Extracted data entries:
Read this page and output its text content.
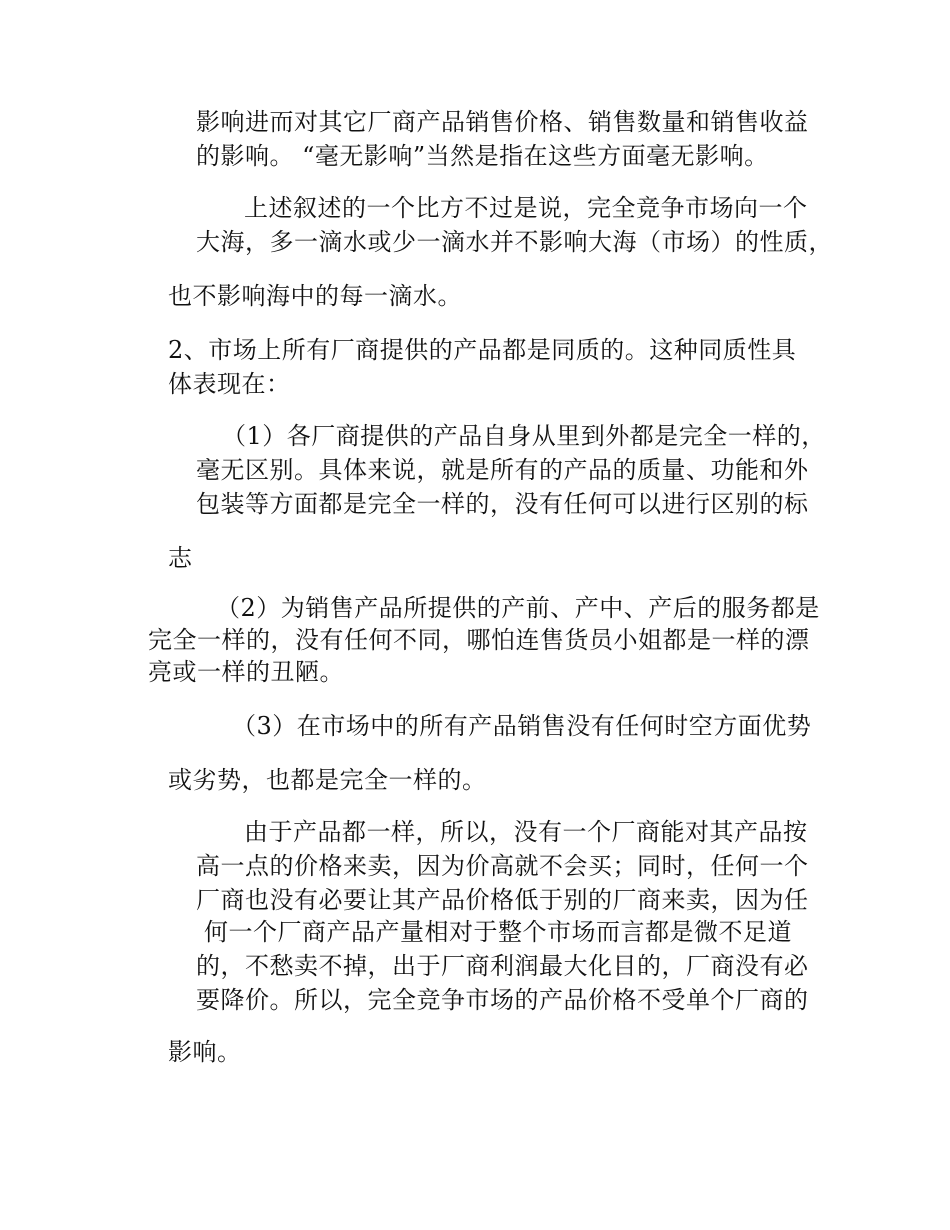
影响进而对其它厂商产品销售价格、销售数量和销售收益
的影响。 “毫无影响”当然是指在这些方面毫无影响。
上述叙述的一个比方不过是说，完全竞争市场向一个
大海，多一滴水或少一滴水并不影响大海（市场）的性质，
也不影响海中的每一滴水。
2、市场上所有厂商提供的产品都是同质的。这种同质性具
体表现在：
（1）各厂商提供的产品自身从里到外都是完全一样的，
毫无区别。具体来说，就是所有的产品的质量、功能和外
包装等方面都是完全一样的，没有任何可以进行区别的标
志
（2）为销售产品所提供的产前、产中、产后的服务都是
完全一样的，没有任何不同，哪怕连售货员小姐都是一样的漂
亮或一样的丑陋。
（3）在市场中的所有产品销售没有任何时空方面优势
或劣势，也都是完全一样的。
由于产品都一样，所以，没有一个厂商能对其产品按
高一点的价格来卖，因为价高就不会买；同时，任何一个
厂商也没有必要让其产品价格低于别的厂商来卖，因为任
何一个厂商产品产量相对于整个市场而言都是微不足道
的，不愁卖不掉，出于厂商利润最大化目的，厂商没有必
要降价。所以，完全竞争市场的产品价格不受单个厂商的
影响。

WRITTEN REQUEST » Pictures excluded, quote all the data above exactly.

SOLVED EXERCISE »
Read this page and output its text content.
影响进而对其它厂商产品销售价格、销售数量和销售收益
的影响。 “毫无影响”当然是指在这些方面毫无影响。
上述叙述的一个比方不过是说，完全竞争市场向一个
大海，多一滴水或少一滴水并不影响大海（市场）的性质，
也不影响海中的每一滴水。
2、市场上所有厂商提供的产品都是同质的。这种同质性具
体表现在：
（1）各厂商提供的产品自身从里到外都是完全一样的，
毫无区别。具体来说，就是所有的产品的质量、功能和外
包装等方面都是完全一样的，没有任何可以进行区别的标
志
（2）为销售产品所提供的产前、产中、产后的服务都是
完全一样的，没有任何不同，哪怕连售货员小姐都是一样的漂
亮或一样的丑陋。
（3）在市场中的所有产品销售没有任何时空方面优势
或劣势，也都是完全一样的。
由于产品都一样，所以，没有一个厂商能对其产品按
高一点的价格来卖，因为价高就不会买；同时，任何一个
厂商也没有必要让其产品价格低于别的厂商来卖，因为任
何一个厂商产品产量相对于整个市场而言都是微不足道
的，不愁卖不掉，出于厂商利润最大化目的，厂商没有必
要降价。所以，完全竞争市场的产品价格不受单个厂商的
影响。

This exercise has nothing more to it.